* **RECORD EXCERPTS**:
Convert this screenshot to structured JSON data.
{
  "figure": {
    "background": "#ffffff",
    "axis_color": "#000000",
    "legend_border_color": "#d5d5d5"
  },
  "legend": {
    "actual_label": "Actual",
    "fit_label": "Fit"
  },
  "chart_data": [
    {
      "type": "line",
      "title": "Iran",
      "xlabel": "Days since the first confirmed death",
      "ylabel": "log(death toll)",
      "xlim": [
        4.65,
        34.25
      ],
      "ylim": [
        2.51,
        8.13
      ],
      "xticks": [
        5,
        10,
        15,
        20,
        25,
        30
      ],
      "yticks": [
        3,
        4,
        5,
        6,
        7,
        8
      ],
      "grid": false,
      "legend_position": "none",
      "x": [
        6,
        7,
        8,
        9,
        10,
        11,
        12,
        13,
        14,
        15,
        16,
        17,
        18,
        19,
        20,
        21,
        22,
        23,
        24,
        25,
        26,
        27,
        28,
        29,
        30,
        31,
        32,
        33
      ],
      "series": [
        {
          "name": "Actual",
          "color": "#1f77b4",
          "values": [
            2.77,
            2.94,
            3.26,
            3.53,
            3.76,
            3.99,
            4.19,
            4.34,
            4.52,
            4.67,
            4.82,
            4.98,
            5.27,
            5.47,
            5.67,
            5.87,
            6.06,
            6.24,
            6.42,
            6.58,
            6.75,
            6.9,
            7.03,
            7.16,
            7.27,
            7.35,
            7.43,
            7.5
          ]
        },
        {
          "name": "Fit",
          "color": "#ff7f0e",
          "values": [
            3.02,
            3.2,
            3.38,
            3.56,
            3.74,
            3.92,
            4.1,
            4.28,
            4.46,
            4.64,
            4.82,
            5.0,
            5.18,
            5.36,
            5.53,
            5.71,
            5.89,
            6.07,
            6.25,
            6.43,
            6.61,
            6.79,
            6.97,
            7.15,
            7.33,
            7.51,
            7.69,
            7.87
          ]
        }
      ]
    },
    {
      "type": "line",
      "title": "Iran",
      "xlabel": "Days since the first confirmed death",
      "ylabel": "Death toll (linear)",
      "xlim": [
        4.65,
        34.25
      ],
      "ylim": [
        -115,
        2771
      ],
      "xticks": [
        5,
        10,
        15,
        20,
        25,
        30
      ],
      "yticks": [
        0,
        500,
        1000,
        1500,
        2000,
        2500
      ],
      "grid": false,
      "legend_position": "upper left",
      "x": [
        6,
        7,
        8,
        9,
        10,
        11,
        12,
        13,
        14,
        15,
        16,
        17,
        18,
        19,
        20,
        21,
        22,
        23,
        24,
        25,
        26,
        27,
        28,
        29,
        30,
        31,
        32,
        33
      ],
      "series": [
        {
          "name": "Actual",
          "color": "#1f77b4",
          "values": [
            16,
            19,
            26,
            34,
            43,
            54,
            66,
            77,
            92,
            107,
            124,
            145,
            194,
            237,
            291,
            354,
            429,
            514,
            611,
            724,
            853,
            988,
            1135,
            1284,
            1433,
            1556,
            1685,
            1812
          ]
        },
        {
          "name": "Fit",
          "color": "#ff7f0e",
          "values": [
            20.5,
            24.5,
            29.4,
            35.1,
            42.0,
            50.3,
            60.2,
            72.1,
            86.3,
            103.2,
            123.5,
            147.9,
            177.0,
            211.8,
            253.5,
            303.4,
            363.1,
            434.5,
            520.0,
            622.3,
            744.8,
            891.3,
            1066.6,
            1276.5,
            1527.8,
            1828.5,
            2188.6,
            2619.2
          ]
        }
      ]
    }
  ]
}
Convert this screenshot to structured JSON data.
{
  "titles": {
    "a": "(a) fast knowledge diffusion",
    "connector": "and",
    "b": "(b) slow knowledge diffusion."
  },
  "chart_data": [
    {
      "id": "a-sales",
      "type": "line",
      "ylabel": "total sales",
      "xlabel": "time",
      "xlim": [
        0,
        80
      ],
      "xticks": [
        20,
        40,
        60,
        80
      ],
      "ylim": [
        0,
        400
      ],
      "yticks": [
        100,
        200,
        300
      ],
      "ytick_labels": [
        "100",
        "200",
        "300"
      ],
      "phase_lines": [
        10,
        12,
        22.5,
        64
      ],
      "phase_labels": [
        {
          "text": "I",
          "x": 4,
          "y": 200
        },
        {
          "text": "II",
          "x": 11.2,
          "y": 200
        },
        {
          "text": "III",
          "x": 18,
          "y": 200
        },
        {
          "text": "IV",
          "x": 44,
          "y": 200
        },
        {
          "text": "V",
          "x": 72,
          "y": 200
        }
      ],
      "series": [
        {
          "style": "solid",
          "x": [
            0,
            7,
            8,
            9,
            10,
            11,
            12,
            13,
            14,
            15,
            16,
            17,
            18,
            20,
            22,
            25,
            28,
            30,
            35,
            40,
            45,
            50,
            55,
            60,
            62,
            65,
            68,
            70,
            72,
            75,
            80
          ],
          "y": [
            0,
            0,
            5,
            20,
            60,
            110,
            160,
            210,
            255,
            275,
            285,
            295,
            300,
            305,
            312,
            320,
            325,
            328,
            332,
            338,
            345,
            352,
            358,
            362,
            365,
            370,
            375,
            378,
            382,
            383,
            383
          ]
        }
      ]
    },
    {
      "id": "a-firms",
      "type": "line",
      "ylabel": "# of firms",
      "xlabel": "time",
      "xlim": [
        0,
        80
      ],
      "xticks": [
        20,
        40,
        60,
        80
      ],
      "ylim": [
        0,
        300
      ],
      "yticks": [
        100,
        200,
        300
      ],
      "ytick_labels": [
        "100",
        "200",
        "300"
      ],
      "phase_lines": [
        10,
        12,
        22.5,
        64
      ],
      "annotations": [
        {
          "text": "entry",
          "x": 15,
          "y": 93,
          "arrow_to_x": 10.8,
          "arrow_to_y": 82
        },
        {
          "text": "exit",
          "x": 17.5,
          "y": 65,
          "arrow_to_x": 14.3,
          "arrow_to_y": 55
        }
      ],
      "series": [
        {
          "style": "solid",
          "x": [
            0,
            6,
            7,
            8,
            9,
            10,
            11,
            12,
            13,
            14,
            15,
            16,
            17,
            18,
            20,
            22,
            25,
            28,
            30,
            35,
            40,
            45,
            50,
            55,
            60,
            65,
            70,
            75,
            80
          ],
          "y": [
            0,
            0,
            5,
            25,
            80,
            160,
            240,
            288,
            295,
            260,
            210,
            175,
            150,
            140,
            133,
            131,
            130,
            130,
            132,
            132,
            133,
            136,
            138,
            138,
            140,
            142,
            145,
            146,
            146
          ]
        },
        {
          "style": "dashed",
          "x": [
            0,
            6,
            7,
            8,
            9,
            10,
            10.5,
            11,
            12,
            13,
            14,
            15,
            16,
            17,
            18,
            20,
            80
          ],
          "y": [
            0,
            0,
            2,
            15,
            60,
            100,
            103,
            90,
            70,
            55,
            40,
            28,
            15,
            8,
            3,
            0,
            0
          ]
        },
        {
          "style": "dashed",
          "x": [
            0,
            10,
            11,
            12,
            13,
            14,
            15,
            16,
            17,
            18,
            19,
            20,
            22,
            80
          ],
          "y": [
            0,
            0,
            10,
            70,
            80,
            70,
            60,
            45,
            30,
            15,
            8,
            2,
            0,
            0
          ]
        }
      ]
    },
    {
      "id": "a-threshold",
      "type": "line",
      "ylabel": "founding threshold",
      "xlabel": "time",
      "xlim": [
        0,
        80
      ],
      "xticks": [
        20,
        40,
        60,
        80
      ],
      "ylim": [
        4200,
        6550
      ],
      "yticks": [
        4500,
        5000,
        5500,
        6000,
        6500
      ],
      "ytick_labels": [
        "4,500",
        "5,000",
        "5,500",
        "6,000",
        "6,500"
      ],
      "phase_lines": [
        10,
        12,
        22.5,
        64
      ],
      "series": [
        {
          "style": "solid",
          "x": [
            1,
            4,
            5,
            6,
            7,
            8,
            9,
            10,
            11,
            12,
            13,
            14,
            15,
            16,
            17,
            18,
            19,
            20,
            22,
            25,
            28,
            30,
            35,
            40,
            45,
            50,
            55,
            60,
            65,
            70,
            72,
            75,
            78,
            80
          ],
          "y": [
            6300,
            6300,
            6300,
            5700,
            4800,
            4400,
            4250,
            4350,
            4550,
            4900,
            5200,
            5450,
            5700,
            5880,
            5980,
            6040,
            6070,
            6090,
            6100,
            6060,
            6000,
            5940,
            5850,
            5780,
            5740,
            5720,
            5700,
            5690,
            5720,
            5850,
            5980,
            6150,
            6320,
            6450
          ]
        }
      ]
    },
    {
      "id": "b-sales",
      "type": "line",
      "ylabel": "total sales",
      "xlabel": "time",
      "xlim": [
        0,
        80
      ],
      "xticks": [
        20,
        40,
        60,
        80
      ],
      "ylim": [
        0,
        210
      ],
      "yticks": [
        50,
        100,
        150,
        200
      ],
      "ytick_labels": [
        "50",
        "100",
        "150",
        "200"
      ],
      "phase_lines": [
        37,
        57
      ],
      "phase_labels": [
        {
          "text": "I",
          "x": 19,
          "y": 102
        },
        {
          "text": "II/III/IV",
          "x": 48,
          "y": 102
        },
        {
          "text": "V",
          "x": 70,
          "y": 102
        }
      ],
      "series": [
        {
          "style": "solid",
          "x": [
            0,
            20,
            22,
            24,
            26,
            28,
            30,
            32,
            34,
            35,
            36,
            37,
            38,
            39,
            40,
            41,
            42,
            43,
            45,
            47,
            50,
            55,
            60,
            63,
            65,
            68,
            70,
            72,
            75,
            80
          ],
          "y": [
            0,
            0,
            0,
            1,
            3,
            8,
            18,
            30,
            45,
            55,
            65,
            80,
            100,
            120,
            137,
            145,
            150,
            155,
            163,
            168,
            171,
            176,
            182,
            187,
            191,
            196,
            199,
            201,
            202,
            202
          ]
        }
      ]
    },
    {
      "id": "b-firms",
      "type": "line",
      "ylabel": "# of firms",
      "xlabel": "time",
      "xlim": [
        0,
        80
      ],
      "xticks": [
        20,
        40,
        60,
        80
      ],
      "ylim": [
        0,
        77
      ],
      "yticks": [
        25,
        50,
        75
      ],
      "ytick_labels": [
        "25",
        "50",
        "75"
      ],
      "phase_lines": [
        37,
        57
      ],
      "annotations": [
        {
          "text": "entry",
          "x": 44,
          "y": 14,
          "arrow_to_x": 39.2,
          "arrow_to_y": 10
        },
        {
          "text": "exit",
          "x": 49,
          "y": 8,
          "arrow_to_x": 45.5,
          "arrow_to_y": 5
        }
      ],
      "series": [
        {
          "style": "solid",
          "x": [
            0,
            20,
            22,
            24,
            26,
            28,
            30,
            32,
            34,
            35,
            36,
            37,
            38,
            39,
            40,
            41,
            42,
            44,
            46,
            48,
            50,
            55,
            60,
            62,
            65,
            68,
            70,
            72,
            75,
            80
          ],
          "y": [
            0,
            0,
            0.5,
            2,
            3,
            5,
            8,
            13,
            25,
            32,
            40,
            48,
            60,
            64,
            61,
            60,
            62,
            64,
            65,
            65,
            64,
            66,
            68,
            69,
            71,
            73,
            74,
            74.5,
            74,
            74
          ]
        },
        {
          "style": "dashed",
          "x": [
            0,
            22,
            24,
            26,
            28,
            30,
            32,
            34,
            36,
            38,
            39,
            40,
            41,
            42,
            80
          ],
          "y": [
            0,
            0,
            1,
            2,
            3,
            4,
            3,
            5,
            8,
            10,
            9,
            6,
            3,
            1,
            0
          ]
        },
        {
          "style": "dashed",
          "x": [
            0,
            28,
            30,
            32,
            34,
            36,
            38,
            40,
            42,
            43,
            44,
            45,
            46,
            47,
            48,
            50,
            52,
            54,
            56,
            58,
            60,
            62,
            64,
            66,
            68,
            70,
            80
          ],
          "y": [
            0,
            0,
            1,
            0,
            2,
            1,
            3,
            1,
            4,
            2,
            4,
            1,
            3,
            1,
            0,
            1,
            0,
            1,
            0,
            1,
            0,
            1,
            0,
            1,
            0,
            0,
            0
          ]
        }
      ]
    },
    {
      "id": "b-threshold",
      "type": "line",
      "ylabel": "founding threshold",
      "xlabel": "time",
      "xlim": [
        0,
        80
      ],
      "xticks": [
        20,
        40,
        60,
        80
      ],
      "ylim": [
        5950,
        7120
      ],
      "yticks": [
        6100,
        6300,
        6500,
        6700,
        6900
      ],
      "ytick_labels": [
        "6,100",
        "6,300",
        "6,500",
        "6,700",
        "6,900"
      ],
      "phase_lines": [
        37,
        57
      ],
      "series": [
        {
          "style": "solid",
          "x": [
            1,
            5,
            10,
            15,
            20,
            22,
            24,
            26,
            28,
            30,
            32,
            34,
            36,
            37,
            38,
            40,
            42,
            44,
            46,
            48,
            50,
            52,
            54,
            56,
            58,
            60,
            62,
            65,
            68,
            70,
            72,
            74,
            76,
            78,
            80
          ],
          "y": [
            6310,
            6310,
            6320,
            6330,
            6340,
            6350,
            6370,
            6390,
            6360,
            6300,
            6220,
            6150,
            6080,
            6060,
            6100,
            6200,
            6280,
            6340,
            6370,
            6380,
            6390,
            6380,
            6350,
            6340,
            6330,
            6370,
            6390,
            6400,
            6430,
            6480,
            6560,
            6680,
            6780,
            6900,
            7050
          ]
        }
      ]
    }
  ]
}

* **GIVEN INSTRUCTION**: Tally the lines holding the string "threshold" and give only the count.

* **THE ANSWER**: 4